====== Document text ======

Regulation of Cellular respirationand

Related pathways

Allosteric regulation:

Hexokinase is inhibited by glucose-6-P. If glucose 6 phosphate accumulates because the rate of glycolysis is low, then hexokinase is inhibited and the conversion of glucose to G6P slows. This is a very important regulatory step, since it prevents the consumption of too much cellular ATP to form G6P

PFK is the ‘valve’ controlling the rate of glycolysis.

-ATP inhibits the phosphofructokinase reaction. AMP activates the reaction. Thus, when energy is required, glycolysis is activated. When energy is plentiful, the reaction is slowed down.

• Phosphofructokinase is inhibited by citrate. A large number of compounds—for example, fatty acids and amino acids—can be metabolized to TCA cycle intermediates. High concentrations of citrate indicate a plentiful supply of intermediates for energy production; therefore, high activity of the glycolytic pathway is not required.

• This allows regulation between glycolysis and the Kreb’s cycle.

-ATP inhibits pyruvate kinase; similar to the inhibition of PFK.-Pyruvate kinase is also inhibited by acetyl-Coenzyme A. -Fatty acids also allosterically inhibit pyruvate kinase, serving as an indicator that alternative energy sources are available for the cell.

• Pyruvate kinase is also activated by fructose-1,6-bisphosphate. This is an example of feed-forward activation. If glycolysis is activated, then the activity of pyruvate kinase must also be increased in order to allow overall carbon flow through the pathway. Feed-forward activation ensures that the enzymes act together.

====== Source data ======

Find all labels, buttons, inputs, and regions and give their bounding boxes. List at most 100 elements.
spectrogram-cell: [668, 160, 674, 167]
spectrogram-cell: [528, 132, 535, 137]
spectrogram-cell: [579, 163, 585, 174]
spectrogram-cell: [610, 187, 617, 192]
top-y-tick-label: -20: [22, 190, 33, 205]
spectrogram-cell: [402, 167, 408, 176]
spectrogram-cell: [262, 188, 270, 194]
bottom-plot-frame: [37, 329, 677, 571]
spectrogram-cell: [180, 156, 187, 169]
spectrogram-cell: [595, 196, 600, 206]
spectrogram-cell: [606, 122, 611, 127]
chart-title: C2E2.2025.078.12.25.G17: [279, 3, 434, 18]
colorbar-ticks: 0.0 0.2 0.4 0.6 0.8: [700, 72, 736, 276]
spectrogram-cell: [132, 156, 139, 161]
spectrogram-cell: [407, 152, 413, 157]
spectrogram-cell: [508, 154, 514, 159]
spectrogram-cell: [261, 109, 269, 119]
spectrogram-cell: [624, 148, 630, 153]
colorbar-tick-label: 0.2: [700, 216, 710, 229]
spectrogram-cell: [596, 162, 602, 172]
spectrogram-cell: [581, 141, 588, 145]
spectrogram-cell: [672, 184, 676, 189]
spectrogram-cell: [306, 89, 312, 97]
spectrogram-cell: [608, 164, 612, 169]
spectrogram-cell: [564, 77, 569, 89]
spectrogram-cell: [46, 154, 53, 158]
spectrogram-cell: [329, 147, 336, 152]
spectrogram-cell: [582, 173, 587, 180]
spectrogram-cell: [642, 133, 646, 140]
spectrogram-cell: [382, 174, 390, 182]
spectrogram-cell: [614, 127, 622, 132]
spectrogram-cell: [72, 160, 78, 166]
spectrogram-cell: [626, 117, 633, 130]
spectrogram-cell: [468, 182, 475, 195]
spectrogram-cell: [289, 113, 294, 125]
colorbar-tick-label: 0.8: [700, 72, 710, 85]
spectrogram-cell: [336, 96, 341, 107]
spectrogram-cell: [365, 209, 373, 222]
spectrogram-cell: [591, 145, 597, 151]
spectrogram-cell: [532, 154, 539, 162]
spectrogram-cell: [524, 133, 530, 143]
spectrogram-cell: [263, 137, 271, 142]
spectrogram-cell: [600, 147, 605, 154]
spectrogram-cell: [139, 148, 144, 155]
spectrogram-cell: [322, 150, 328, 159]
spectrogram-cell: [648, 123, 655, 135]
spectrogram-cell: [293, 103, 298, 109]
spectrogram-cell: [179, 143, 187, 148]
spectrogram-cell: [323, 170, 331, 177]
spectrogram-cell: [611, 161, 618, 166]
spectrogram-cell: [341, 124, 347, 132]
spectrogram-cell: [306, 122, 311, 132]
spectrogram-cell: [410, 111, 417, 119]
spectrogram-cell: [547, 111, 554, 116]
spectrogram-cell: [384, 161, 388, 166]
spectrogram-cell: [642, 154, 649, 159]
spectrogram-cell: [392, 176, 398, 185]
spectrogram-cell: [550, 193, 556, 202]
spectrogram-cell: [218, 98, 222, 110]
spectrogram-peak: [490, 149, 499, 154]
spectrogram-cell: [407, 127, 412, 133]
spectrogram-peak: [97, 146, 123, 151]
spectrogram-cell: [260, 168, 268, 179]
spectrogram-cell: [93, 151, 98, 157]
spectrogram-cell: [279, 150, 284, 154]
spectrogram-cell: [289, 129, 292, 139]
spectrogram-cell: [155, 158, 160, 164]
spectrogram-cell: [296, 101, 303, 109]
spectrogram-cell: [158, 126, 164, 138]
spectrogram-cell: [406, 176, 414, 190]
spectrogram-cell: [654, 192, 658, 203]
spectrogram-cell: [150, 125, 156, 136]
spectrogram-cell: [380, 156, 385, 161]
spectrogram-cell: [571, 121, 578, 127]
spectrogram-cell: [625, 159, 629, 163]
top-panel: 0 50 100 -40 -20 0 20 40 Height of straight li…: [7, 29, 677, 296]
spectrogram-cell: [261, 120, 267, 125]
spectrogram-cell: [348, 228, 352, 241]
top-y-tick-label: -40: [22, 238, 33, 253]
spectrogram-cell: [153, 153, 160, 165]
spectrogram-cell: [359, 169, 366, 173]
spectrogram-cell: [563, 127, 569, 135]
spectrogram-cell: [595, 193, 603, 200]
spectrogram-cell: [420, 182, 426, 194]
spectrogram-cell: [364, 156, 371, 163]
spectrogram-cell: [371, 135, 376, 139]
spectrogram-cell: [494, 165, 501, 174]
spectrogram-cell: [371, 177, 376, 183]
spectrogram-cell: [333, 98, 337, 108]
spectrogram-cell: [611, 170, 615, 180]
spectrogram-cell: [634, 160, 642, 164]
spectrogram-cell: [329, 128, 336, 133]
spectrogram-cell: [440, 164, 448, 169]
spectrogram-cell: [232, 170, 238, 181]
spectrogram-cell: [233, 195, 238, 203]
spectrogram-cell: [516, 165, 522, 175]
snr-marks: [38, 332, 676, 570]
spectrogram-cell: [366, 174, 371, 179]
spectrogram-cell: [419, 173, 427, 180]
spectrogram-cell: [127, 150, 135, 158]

======

**Assigned task**
Pick up the text on regulating cellular respiration where it stops and carry it on. The material has no connection to the text on regulating cellular respiration.

**Written response**
Krebs cycle

Pyruvate oxidation-Pyruvate dehydrogenase is allosterically inhibited by NADH and activated by high concentrations of NAD+. -A high concentration of NADH in the cell means that the Electron Transport Chain is full of electrons and that ATP production is high. -Inhibition of this enzyme reduces the amount of Acetyl Co-A that enters into the Kreb’s cycle.

• Citrate synthase is inhibited by ATP and NADH.

• Isocitrate dehydrogenase (ICDH)*: allosterically activated by ADP and NAD+; inhibited by ATP and NADH.

• Also, citrate accumulation and transport into the cytosol leads to activation of fatty acid biosynthesis (storage of acetyl-CoA as fat).

Metabolic Pathways

Glucose is not the only fuel on which cells depend. Other carbohydrates, fats, even proteins may in certain cells or at certain times be used as a source of ATP.

One of the great advantages of the step-by-step oxidation of glucose into CO2 and H2O is that several of the intermediate compounds formed in the process link glucose metabolism to the metabolism of other food molecules.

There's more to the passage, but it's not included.